Direction
Update everything from the start of the entries down to the line containing "- brand-name: WEISILE: [346, 545, 390, 565]", replacing "brand-subtext" with "brand-caption" and leaving all else unchanged.

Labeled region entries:
%%

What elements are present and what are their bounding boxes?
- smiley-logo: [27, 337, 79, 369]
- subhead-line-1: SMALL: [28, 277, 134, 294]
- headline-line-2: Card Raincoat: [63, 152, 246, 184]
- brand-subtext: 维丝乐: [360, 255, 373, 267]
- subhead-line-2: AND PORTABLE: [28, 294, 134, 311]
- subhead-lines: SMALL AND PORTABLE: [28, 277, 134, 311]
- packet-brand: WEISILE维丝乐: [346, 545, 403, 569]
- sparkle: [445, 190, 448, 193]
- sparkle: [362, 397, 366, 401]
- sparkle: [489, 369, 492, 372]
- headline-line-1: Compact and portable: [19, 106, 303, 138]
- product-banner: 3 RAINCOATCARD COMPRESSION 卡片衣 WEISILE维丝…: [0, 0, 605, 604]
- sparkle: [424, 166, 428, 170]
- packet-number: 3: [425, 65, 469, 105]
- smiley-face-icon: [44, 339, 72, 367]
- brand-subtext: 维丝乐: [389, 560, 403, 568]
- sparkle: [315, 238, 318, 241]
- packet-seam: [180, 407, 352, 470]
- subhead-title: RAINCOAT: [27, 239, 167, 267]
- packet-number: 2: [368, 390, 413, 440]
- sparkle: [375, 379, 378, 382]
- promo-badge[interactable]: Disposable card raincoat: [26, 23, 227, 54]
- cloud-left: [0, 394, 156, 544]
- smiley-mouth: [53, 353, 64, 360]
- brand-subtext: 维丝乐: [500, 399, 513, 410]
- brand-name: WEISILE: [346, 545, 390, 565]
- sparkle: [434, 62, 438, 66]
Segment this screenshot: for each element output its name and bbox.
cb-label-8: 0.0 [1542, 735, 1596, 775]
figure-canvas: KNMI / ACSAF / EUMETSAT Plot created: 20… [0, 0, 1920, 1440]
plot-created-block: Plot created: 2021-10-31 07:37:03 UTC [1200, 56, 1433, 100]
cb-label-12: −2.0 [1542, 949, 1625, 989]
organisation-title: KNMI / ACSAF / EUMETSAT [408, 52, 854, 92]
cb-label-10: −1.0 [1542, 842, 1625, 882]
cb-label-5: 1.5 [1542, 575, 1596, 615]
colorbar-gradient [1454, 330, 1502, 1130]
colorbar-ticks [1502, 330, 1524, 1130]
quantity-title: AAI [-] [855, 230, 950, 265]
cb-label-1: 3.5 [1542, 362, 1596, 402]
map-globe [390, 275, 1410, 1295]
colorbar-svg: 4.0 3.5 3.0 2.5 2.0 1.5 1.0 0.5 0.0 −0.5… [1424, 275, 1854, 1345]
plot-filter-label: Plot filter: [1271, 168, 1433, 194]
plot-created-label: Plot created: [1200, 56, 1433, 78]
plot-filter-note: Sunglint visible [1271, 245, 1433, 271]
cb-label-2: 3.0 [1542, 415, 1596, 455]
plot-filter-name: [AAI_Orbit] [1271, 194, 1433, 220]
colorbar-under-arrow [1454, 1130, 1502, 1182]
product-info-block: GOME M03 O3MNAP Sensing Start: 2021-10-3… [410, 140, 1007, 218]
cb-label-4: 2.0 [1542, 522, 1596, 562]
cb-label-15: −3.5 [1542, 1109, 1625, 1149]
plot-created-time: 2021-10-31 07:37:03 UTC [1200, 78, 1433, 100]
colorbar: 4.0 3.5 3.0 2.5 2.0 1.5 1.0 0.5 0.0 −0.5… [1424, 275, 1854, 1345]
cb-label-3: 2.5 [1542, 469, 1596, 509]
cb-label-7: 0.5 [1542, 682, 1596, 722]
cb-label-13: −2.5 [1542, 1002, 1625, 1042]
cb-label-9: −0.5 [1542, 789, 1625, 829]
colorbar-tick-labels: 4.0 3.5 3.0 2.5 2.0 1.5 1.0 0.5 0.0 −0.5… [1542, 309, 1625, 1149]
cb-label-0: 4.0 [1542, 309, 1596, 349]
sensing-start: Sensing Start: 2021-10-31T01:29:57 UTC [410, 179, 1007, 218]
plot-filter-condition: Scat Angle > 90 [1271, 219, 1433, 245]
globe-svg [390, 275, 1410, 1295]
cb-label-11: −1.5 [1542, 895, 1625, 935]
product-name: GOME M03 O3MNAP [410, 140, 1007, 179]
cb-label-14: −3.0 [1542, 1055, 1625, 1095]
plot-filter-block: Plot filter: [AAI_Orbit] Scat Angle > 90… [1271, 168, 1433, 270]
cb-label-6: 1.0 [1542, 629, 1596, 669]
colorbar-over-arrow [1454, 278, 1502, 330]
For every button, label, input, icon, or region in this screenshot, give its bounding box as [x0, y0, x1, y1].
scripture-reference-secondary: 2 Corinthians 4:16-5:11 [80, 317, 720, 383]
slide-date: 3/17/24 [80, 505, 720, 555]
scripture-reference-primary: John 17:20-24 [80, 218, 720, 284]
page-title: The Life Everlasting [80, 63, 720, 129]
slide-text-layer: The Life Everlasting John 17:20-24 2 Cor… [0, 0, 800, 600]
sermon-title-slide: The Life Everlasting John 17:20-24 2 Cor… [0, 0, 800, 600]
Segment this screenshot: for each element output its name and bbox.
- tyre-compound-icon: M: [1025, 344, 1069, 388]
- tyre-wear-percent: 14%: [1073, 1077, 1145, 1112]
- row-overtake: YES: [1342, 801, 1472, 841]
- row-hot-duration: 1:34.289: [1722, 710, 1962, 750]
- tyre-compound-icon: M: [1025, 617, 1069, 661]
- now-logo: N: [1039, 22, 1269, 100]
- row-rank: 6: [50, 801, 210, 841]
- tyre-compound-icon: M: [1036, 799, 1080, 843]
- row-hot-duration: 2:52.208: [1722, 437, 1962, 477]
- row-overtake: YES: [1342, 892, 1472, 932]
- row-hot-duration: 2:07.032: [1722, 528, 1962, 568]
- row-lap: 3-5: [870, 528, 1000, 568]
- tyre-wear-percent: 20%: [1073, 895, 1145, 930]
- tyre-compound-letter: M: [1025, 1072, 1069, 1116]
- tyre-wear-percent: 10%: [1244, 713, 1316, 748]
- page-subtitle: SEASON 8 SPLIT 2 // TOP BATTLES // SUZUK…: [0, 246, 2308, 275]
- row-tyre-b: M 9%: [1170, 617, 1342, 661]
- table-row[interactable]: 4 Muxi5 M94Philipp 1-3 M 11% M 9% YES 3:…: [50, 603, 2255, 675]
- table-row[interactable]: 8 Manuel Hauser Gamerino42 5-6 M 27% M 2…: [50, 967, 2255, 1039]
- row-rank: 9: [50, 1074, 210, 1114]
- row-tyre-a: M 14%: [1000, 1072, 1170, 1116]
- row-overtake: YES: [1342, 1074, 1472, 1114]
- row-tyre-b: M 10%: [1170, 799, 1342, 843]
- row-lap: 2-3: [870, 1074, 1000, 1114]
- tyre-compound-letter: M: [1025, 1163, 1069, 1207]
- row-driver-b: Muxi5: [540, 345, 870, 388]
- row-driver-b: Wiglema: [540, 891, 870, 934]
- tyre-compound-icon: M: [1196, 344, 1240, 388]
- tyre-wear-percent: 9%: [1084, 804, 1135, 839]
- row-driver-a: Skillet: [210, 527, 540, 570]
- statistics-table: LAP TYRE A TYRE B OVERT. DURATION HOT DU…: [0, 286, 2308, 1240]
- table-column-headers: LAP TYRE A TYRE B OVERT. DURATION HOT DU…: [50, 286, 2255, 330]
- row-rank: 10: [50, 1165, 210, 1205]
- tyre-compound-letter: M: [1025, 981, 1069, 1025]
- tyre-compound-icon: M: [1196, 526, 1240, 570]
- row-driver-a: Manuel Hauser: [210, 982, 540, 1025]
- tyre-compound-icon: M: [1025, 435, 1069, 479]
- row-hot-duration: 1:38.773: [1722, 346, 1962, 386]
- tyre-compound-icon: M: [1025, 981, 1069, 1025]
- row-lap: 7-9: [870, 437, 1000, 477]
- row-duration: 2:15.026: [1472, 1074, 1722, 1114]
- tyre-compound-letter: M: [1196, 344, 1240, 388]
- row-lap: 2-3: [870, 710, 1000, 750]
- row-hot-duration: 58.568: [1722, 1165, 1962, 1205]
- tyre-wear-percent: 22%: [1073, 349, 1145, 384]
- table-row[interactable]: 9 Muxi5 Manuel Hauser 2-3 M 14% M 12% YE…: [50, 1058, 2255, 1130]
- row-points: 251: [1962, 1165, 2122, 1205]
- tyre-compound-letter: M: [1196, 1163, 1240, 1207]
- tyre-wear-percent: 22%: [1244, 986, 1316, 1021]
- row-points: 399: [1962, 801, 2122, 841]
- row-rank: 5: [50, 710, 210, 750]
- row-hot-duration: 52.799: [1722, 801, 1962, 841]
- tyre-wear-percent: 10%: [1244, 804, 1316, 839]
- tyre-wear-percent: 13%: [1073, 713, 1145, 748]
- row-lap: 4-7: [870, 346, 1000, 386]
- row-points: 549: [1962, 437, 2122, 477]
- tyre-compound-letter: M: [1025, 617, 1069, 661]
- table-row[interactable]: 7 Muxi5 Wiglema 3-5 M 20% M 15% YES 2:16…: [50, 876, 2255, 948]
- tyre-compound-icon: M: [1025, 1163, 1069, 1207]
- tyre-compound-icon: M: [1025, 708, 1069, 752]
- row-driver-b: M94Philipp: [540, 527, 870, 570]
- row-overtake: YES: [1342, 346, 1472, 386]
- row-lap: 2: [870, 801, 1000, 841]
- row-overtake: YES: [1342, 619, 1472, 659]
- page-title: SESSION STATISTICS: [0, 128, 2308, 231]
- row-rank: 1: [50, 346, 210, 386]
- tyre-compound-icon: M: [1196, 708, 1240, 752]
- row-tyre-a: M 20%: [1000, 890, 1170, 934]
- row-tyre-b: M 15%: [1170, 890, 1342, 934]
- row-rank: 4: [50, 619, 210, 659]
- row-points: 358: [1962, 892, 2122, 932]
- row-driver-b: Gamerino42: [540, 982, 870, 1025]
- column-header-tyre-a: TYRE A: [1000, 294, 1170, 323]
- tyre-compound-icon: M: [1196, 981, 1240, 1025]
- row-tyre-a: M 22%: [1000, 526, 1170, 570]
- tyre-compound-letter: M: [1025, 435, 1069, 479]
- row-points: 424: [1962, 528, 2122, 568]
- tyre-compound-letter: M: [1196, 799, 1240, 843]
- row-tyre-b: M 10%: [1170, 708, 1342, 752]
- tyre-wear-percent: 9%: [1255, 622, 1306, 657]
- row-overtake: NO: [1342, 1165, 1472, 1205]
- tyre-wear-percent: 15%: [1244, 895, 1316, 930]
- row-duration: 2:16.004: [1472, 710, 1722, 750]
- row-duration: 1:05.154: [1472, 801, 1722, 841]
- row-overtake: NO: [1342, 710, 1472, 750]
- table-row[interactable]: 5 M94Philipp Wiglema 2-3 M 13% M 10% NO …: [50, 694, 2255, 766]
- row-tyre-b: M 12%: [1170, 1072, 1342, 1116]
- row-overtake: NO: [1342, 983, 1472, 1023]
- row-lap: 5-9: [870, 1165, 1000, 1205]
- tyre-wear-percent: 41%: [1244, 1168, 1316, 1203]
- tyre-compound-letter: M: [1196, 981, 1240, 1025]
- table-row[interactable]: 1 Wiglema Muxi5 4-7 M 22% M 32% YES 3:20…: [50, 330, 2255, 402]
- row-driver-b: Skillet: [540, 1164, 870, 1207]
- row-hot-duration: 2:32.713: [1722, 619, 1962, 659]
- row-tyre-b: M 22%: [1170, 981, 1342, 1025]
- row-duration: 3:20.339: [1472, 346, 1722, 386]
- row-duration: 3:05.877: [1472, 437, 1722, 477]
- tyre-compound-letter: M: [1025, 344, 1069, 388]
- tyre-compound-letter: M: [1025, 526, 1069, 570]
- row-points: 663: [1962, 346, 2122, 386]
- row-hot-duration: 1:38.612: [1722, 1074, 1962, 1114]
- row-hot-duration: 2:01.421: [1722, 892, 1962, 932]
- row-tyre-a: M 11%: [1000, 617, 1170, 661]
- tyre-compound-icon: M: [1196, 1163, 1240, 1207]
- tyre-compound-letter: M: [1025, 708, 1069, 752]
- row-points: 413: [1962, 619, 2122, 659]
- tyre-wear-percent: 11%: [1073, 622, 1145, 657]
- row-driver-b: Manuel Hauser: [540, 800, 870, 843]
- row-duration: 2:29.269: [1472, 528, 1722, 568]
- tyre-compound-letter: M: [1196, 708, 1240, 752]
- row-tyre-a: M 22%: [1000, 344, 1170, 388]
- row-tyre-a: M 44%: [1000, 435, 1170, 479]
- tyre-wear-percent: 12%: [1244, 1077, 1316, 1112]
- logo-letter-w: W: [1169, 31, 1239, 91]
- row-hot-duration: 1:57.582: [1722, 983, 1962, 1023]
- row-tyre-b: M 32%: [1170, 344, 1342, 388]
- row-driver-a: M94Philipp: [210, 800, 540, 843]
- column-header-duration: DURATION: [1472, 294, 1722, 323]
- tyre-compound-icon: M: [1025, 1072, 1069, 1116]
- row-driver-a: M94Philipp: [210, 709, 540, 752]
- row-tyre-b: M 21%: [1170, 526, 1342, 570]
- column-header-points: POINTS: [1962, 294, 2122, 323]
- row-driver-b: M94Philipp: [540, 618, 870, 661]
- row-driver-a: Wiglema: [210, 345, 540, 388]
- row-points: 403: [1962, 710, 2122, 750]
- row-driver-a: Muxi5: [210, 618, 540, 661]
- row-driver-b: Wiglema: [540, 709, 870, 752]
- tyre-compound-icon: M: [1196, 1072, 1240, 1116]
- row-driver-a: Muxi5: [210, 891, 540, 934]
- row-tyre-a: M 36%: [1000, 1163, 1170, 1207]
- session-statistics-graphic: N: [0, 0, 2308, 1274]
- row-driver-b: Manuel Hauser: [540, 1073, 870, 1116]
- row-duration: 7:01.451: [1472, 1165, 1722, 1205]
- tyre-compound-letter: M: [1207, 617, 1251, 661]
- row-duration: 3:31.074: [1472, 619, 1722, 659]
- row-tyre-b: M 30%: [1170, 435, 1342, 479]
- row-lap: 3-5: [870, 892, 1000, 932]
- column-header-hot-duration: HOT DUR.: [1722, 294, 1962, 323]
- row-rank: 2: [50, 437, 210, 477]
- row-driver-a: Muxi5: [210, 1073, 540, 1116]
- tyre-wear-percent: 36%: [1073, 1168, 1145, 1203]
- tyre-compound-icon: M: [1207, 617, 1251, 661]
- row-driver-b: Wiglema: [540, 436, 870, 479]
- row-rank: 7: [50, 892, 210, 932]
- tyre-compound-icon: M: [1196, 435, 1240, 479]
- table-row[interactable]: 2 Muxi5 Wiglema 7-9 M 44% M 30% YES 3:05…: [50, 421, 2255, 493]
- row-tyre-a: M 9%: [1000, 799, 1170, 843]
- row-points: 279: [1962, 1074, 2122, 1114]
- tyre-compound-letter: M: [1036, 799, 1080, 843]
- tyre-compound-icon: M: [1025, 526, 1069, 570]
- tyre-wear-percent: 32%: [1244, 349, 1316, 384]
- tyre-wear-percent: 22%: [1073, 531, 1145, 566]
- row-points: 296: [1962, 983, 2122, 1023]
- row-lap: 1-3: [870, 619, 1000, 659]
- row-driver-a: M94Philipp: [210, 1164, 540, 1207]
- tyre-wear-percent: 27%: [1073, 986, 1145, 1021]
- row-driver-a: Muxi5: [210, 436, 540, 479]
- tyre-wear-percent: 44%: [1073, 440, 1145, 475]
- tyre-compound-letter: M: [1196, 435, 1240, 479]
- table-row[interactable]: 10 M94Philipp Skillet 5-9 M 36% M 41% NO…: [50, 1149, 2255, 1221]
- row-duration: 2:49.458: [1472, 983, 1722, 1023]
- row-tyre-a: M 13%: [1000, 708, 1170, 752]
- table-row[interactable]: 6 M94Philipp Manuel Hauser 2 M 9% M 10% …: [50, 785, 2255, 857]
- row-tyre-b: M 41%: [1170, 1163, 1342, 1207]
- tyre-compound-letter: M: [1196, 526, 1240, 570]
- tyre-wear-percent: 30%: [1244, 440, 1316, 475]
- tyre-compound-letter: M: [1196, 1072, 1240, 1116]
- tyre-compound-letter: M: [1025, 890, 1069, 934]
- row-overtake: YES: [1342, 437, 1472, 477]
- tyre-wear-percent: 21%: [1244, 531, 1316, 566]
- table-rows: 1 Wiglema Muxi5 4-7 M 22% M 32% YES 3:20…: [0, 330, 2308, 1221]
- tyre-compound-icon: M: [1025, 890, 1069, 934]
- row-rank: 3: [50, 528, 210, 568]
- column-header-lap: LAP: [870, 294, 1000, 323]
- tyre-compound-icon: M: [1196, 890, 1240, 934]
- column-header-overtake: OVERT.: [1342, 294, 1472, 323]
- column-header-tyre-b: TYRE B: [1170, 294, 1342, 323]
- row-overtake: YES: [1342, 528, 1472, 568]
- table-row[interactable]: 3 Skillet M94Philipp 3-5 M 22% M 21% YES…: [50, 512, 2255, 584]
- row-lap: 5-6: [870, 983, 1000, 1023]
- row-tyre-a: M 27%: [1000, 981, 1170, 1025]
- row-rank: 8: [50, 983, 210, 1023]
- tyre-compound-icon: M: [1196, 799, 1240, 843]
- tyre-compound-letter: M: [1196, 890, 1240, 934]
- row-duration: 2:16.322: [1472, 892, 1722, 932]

%%

Full output
What elements are present and what are their bounding boxes?
- smiley-logo: [27, 337, 79, 369]
- subhead-line-1: SMALL: [28, 277, 134, 294]
- headline-line-2: Card Raincoat: [63, 152, 246, 184]
- brand-caption: 维丝乐: [360, 255, 373, 267]
- subhead-line-2: AND PORTABLE: [28, 294, 134, 311]
- subhead-lines: SMALL AND PORTABLE: [28, 277, 134, 311]
- packet-brand: WEISILE维丝乐: [346, 545, 403, 569]
- sparkle: [445, 190, 448, 193]
- sparkle: [362, 397, 366, 401]
- sparkle: [489, 369, 492, 372]
- headline-line-1: Compact and portable: [19, 106, 303, 138]
- product-banner: 3 RAINCOATCARD COMPRESSION 卡片衣 WEISILE维丝…: [0, 0, 605, 604]
- sparkle: [424, 166, 428, 170]
- packet-number: 3: [425, 65, 469, 105]
- smiley-face-icon: [44, 339, 72, 367]
- brand-caption: 维丝乐: [389, 560, 403, 568]
- sparkle: [315, 238, 318, 241]
- packet-seam: [180, 407, 352, 470]
- subhead-title: RAINCOAT: [27, 239, 167, 267]
- packet-number: 2: [368, 390, 413, 440]
- sparkle: [375, 379, 378, 382]
- promo-badge[interactable]: Disposable card raincoat: [26, 23, 227, 54]
- cloud-left: [0, 394, 156, 544]
- smiley-mouth: [53, 353, 64, 360]
- brand-caption: 维丝乐: [500, 399, 513, 410]
- brand-name: WEISILE: [346, 545, 390, 565]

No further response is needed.